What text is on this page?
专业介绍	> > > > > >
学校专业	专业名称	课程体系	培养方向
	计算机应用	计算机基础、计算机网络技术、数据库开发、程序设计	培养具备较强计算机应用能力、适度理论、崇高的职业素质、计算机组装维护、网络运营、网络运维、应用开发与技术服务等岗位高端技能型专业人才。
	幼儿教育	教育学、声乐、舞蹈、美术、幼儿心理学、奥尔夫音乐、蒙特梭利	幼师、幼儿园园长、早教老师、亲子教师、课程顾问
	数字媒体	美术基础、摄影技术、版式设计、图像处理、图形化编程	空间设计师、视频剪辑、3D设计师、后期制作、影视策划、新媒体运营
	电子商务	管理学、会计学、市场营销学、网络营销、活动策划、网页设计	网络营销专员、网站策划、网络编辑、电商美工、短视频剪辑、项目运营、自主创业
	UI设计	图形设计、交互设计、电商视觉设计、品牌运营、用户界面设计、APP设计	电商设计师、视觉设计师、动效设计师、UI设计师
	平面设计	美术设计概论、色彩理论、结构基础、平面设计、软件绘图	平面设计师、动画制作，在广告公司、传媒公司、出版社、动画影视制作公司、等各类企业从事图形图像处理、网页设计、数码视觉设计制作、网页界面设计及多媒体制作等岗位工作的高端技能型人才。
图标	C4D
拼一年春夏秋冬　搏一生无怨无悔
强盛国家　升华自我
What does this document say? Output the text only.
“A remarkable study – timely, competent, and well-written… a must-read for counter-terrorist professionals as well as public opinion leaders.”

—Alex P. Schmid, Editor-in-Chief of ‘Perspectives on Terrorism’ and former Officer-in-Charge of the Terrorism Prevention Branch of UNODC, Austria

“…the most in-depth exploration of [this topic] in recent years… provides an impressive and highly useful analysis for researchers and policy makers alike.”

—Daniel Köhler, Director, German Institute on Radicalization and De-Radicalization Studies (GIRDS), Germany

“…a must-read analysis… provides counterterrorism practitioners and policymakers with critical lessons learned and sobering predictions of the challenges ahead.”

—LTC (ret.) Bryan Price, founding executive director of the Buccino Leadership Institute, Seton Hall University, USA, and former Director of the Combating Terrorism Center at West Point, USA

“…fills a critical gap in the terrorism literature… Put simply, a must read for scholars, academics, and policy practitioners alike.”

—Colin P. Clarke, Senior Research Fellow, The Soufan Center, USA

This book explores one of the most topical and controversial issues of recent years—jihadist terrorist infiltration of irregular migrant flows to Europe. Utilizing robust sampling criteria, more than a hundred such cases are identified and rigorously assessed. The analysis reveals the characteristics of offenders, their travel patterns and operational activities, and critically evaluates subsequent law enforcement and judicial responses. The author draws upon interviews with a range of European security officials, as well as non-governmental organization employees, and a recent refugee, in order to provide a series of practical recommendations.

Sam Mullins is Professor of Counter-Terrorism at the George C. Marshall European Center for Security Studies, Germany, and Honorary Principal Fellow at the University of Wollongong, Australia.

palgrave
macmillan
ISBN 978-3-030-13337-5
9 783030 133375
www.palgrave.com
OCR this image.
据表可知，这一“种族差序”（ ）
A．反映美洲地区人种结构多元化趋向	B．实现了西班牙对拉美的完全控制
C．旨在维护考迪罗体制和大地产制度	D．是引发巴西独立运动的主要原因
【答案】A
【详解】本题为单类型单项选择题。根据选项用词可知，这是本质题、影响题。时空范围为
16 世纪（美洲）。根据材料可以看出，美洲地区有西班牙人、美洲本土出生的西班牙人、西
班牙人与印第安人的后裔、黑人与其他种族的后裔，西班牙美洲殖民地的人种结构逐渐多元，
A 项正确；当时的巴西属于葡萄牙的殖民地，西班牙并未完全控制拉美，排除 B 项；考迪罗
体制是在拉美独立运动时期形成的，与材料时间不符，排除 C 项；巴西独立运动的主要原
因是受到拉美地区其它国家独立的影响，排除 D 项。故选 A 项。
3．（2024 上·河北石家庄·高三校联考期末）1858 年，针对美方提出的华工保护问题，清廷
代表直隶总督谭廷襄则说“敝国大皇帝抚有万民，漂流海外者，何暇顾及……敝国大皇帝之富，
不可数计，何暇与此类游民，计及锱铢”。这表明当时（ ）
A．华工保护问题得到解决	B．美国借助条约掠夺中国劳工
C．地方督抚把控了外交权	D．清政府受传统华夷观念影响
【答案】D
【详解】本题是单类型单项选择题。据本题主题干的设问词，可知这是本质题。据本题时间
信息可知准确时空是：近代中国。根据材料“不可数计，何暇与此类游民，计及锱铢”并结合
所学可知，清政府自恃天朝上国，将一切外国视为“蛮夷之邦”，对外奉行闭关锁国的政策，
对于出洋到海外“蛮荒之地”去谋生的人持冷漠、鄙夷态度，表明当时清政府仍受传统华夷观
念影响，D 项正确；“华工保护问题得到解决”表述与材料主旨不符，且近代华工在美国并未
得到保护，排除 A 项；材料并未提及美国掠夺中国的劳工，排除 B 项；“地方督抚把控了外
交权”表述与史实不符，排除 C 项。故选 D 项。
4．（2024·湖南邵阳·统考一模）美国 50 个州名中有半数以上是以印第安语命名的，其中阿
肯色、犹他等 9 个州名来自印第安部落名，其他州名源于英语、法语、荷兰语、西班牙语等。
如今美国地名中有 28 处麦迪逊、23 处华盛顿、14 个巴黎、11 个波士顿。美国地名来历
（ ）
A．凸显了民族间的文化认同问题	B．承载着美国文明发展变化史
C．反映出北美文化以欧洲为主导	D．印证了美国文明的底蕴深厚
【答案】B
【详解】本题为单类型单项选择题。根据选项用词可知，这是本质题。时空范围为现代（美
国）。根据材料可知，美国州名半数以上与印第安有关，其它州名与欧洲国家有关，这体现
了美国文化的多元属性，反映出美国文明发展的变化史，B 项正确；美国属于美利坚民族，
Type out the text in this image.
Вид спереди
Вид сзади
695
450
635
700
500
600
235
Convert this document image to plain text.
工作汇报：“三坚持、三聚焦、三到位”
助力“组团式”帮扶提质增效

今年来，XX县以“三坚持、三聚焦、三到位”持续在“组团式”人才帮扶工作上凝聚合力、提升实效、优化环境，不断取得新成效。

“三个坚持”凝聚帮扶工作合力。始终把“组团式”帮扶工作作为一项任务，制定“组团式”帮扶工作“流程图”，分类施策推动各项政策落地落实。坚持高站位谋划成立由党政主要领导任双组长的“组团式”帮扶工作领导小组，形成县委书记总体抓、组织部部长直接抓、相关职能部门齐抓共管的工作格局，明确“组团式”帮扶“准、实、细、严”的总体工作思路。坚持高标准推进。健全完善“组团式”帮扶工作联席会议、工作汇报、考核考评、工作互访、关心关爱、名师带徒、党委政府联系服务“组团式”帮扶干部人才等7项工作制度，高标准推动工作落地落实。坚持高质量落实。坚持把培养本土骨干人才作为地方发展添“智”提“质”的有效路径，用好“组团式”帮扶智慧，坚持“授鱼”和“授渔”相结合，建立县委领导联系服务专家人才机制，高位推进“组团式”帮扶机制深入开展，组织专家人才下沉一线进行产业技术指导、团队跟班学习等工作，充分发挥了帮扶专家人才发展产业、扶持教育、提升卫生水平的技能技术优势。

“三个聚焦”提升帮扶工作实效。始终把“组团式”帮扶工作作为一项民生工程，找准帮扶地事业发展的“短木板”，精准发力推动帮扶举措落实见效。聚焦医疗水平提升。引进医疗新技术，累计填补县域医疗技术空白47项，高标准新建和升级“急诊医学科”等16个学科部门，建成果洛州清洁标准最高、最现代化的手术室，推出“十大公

────

▶ [Job]
Using the exact wording, write out all of the records.

▶ [Correct answer]
What text is on this page?
专业介绍	> > > > > >
学校专业	专业名称	课程体系	培养方向
	计算机应用	计算机基础、计算机网络技术、数据库开发、程序设计	培养具备较强计算机应用能力、适度理论、崇高的职业素质、计算机组装维护、网络运营、网络运维、应用开发与技术服务等岗位高端技能型专业人才。
	幼儿教育	教育学、声乐、舞蹈、美术、幼儿心理学、奥尔夫音乐、蒙特梭利	幼师、幼儿园园长、早教老师、亲子教师、课程顾问
	数字媒体	美术基础、摄影技术、版式设计、图像处理、图形化编程	空间设计师、视频剪辑、3D设计师、后期制作、影视策划、新媒体运营
	电子商务	管理学、会计学、市场营销学、网络营销、活动策划、网页设计	网络营销专员、网站策划、网络编辑、电商美工、短视频剪辑、项目运营、自主创业
	UI设计	图形设计、交互设计、电商视觉设计、品牌运营、用户界面设计、APP设计	电商设计师、视觉设计师、动效设计师、UI设计师
	平面设计	美术设计概论、色彩理论、结构基础、平面设计、软件绘图	平面设计师、动画制作，在广告公司、传媒公司、出版社、动画影视制作公司、等各类企业从事图形图像处理、网页设计、数码视觉设计制作、网页界面设计及多媒体制作等岗位工作的高端技能型人才。
图标	C4D
拼一年春夏秋冬　搏一生无怨无悔
强盛国家　升华自我
What does this document say? Output the text only.
“A remarkable study – timely, competent, and well-written… a must-read for counter-terrorist professionals as well as public opinion leaders.”

—Alex P. Schmid, Editor-in-Chief of ‘Perspectives on Terrorism’ and former Officer-in-Charge of the Terrorism Prevention Branch of UNODC, Austria

“…the most in-depth exploration of [this topic] in recent years… provides an impressive and highly useful analysis for researchers and policy makers alike.”

—Daniel Köhler, Director, German Institute on Radicalization and De-Radicalization Studies (GIRDS), Germany

“…a must-read analysis… provides counterterrorism practitioners and policymakers with critical lessons learned and sobering predictions of the challenges ahead.”

—LTC (ret.) Bryan Price, founding executive director of the Buccino Leadership Institute, Seton Hall University, USA, and former Director of the Combating Terrorism Center at West Point, USA

“…fills a critical gap in the terrorism literature… Put simply, a must read for scholars, academics, and policy practitioners alike.”

—Colin P. Clarke, Senior Research Fellow, The Soufan Center, USA

This book explores one of the most topical and controversial issues of recent years—jihadist terrorist infiltration of irregular migrant flows to Europe. Utilizing robust sampling criteria, more than a hundred such cases are identified and rigorously assessed. The analysis reveals the characteristics of offenders, their travel patterns and operational activities, and critically evaluates subsequent law enforcement and judicial responses. The author draws upon interviews with a range of European security officials, as well as non-governmental organization employees, and a recent refugee, in order to provide a series of practical recommendations.

Sam Mullins is Professor of Counter-Terrorism at the George C. Marshall European Center for Security Studies, Germany, and Honorary Principal Fellow at the University of Wollongong, Australia.

palgrave
macmillan
ISBN 978-3-030-13337-5
9 783030 133375
www.palgrave.com
OCR this image.
据表可知，这一“种族差序”（ ）
A．反映美洲地区人种结构多元化趋向	B．实现了西班牙对拉美的完全控制
C．旨在维护考迪罗体制和大地产制度	D．是引发巴西独立运动的主要原因
【答案】A
【详解】本题为单类型单项选择题。根据选项用词可知，这是本质题、影响题。时空范围为
16 世纪（美洲）。根据材料可以看出，美洲地区有西班牙人、美洲本土出生的西班牙人、西
班牙人与印第安人的后裔、黑人与其他种族的后裔，西班牙美洲殖民地的人种结构逐渐多元，
A 项正确；当时的巴西属于葡萄牙的殖民地，西班牙并未完全控制拉美，排除 B 项；考迪罗
体制是在拉美独立运动时期形成的，与材料时间不符，排除 C 项；巴西独立运动的主要原
因是受到拉美地区其它国家独立的影响，排除 D 项。故选 A 项。
3．（2024 上·河北石家庄·高三校联考期末）1858 年，针对美方提出的华工保护问题，清廷
代表直隶总督谭廷襄则说“敝国大皇帝抚有万民，漂流海外者，何暇顾及……敝国大皇帝之富，
不可数计，何暇与此类游民，计及锱铢”。这表明当时（ ）
A．华工保护问题得到解决	B．美国借助条约掠夺中国劳工
C．地方督抚把控了外交权	D．清政府受传统华夷观念影响
【答案】D
【详解】本题是单类型单项选择题。据本题主题干的设问词，可知这是本质题。据本题时间
信息可知准确时空是：近代中国。根据材料“不可数计，何暇与此类游民，计及锱铢”并结合
所学可知，清政府自恃天朝上国，将一切外国视为“蛮夷之邦”，对外奉行闭关锁国的政策，
对于出洋到海外“蛮荒之地”去谋生的人持冷漠、鄙夷态度，表明当时清政府仍受传统华夷观
念影响，D 项正确；“华工保护问题得到解决”表述与材料主旨不符，且近代华工在美国并未
得到保护，排除 A 项；材料并未提及美国掠夺中国的劳工，排除 B 项；“地方督抚把控了外
交权”表述与史实不符，排除 C 项。故选 D 项。
4．（2024·湖南邵阳·统考一模）美国 50 个州名中有半数以上是以印第安语命名的，其中阿
肯色、犹他等 9 个州名来自印第安部落名，其他州名源于英语、法语、荷兰语、西班牙语等。
如今美国地名中有 28 处麦迪逊、23 处华盛顿、14 个巴黎、11 个波士顿。美国地名来历
（ ）
A．凸显了民族间的文化认同问题	B．承载着美国文明发展变化史
C．反映出北美文化以欧洲为主导	D．印证了美国文明的底蕴深厚
【答案】B
【详解】本题为单类型单项选择题。根据选项用词可知，这是本质题。时空范围为现代（美
国）。根据材料可知，美国州名半数以上与印第安有关，其它州名与欧洲国家有关，这体现
了美国文化的多元属性，反映出美国文明发展的变化史，B 项正确；美国属于美利坚民族，
Type out the text in this image.
Вид спереди
Вид сзади
695
450
635
700
500
600
235
Convert this document image to plain text.
工作汇报：“三坚持、三聚焦、三到位”
助力“组团式”帮扶提质增效

今年来，XX县以“三坚持、三聚焦、三到位”持续在“组团式”人才帮扶工作上凝聚合力、提升实效、优化环境，不断取得新成效。

“三个坚持”凝聚帮扶工作合力。始终把“组团式”帮扶工作作为一项任务，制定“组团式”帮扶工作“流程图”，分类施策推动各项政策落地落实。坚持高站位谋划成立由党政主要领导任双组长的“组团式”帮扶工作领导小组，形成县委书记总体抓、组织部部长直接抓、相关职能部门齐抓共管的工作格局，明确“组团式”帮扶“准、实、细、严”的总体工作思路。坚持高标准推进。健全完善“组团式”帮扶工作联席会议、工作汇报、考核考评、工作互访、关心关爱、名师带徒、党委政府联系服务“组团式”帮扶干部人才等7项工作制度，高标准推动工作落地落实。坚持高质量落实。坚持把培养本土骨干人才作为地方发展添“智”提“质”的有效路径，用好“组团式”帮扶智慧，坚持“授鱼”和“授渔”相结合，建立县委领导联系服务专家人才机制，高位推进“组团式”帮扶机制深入开展，组织专家人才下沉一线进行产业技术指导、团队跟班学习等工作，充分发挥了帮扶专家人才发展产业、扶持教育、提升卫生水平的技能技术优势。

“三个聚焦”提升帮扶工作实效。始终把“组团式”帮扶工作作为一项民生工程，找准帮扶地事业发展的“短木板”，精准发力推动帮扶举措落实见效。聚焦医疗水平提升。引进医疗新技术，累计填补县域医疗技术空白47项，高标准新建和升级“急诊医学科”等16个学科部门，建成果洛州清洁标准最高、最现代化的手术室，推出“十大公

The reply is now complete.